Task to complete:
Look in the data below for the line that contains "Output the text content of this document.". Copy that line and the remaining lines exactly.

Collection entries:
****************************************

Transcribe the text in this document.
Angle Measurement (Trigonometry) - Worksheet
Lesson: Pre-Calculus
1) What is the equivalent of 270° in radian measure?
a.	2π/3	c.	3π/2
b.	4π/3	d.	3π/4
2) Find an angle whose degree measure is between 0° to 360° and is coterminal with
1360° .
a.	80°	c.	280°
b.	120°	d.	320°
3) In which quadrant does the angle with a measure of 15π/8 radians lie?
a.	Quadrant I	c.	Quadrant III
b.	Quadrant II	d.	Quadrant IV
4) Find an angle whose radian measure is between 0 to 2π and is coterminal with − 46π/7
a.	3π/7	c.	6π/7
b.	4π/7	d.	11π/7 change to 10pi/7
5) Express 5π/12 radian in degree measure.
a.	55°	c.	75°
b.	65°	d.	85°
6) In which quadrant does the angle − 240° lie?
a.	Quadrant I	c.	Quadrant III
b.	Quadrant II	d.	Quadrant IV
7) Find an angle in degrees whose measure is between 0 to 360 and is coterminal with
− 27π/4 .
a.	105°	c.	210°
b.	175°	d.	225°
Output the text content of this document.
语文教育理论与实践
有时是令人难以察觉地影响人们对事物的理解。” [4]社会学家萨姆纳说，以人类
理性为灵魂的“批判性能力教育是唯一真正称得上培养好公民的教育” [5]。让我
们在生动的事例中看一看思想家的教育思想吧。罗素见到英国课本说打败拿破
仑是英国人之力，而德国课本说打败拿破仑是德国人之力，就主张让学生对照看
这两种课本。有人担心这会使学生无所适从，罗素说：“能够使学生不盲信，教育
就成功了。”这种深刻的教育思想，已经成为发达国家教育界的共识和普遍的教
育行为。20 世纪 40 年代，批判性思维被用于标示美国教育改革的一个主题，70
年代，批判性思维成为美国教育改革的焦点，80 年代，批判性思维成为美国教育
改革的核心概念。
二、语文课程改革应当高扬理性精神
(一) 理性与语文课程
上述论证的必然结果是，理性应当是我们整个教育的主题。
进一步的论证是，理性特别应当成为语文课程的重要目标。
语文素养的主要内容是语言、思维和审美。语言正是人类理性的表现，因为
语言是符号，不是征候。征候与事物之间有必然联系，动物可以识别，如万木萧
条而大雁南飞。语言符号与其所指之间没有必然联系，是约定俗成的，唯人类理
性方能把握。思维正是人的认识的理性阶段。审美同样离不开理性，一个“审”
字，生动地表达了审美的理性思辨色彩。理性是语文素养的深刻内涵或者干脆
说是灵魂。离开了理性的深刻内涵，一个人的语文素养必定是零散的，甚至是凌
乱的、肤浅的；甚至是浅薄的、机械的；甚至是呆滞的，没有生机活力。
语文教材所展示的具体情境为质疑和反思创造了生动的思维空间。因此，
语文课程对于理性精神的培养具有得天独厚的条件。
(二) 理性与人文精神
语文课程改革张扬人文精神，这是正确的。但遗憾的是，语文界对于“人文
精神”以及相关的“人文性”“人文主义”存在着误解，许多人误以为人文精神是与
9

****************************************

The completed task:
Output the text content of this document.
语文教育理论与实践
有时是令人难以察觉地影响人们对事物的理解。” [4]社会学家萨姆纳说，以人类
理性为灵魂的“批判性能力教育是唯一真正称得上培养好公民的教育” [5]。让我
们在生动的事例中看一看思想家的教育思想吧。罗素见到英国课本说打败拿破
仑是英国人之力，而德国课本说打败拿破仑是德国人之力，就主张让学生对照看
这两种课本。有人担心这会使学生无所适从，罗素说：“能够使学生不盲信，教育
就成功了。”这种深刻的教育思想，已经成为发达国家教育界的共识和普遍的教
育行为。20 世纪 40 年代，批判性思维被用于标示美国教育改革的一个主题，70
年代，批判性思维成为美国教育改革的焦点，80 年代，批判性思维成为美国教育
改革的核心概念。
二、语文课程改革应当高扬理性精神
(一) 理性与语文课程
上述论证的必然结果是，理性应当是我们整个教育的主题。
进一步的论证是，理性特别应当成为语文课程的重要目标。
语文素养的主要内容是语言、思维和审美。语言正是人类理性的表现，因为
语言是符号，不是征候。征候与事物之间有必然联系，动物可以识别，如万木萧
条而大雁南飞。语言符号与其所指之间没有必然联系，是约定俗成的，唯人类理
性方能把握。思维正是人的认识的理性阶段。审美同样离不开理性，一个“审”
字，生动地表达了审美的理性思辨色彩。理性是语文素养的深刻内涵或者干脆
说是灵魂。离开了理性的深刻内涵，一个人的语文素养必定是零散的，甚至是凌
乱的、肤浅的；甚至是浅薄的、机械的；甚至是呆滞的，没有生机活力。
语文教材所展示的具体情境为质疑和反思创造了生动的思维空间。因此，
语文课程对于理性精神的培养具有得天独厚的条件。
(二) 理性与人文精神
语文课程改革张扬人文精神，这是正确的。但遗憾的是，语文界对于“人文
精神”以及相关的“人文性”“人文主义”存在着误解，许多人误以为人文精神是与
9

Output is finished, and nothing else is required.